Exercise description: Scan the entries below. List each line with "Australia".

##### Data extract

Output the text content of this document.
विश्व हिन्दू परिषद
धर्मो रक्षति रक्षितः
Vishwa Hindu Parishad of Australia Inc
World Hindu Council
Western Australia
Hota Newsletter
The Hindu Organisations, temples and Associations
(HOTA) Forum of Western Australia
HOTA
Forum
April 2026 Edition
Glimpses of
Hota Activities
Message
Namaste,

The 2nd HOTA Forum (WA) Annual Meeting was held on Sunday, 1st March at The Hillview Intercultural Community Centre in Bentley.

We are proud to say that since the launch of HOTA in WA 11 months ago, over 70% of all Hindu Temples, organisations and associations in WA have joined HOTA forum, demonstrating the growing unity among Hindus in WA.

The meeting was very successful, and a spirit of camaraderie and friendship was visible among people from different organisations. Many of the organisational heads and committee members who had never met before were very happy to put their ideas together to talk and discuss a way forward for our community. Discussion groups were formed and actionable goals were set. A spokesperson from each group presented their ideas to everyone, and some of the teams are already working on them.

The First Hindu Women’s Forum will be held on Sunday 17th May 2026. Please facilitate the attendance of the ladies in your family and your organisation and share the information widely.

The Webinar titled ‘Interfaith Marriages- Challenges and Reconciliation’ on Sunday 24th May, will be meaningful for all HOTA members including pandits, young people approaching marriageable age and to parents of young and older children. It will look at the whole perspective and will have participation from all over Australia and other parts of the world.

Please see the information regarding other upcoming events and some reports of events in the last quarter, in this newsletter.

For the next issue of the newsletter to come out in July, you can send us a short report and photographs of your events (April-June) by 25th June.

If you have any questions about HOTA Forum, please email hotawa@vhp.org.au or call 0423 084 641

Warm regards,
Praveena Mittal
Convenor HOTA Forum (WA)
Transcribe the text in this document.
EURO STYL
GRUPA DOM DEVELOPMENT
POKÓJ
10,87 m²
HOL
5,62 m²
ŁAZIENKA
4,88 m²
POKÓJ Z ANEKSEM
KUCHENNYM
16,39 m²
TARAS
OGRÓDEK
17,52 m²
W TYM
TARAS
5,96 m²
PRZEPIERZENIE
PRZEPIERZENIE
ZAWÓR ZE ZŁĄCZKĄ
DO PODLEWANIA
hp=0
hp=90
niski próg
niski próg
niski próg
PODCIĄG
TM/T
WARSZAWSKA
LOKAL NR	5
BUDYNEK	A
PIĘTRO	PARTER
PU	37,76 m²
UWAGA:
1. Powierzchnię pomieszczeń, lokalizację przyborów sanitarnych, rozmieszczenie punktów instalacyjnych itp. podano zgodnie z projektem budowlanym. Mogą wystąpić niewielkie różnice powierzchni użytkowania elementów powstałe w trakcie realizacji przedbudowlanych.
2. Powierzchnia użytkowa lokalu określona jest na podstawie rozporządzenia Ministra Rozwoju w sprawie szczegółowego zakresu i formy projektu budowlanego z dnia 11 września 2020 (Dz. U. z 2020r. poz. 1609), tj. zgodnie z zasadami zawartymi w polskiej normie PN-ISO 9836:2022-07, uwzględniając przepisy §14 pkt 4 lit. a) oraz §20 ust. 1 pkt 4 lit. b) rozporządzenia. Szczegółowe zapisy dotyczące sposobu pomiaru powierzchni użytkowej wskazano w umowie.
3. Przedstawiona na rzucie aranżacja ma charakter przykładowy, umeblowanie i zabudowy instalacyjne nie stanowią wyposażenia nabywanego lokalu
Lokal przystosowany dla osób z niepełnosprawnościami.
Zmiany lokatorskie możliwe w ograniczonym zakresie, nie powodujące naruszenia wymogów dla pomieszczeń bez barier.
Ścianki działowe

##########

Solution for this task:
Vishwa Hindu Parishad of Australia Inc
Western Australia
(HOTA) Forum of Western Australia
The Webinar titled ‘Interfaith Marriages- Challenges and Reconciliation’ on Sunday 24th May, will be meaningful for all HOTA members including pandits, young people approaching marriageable age and to parents of young and older children. It will look at the whole perspective and will have participation from all over Australia and other parts of the world.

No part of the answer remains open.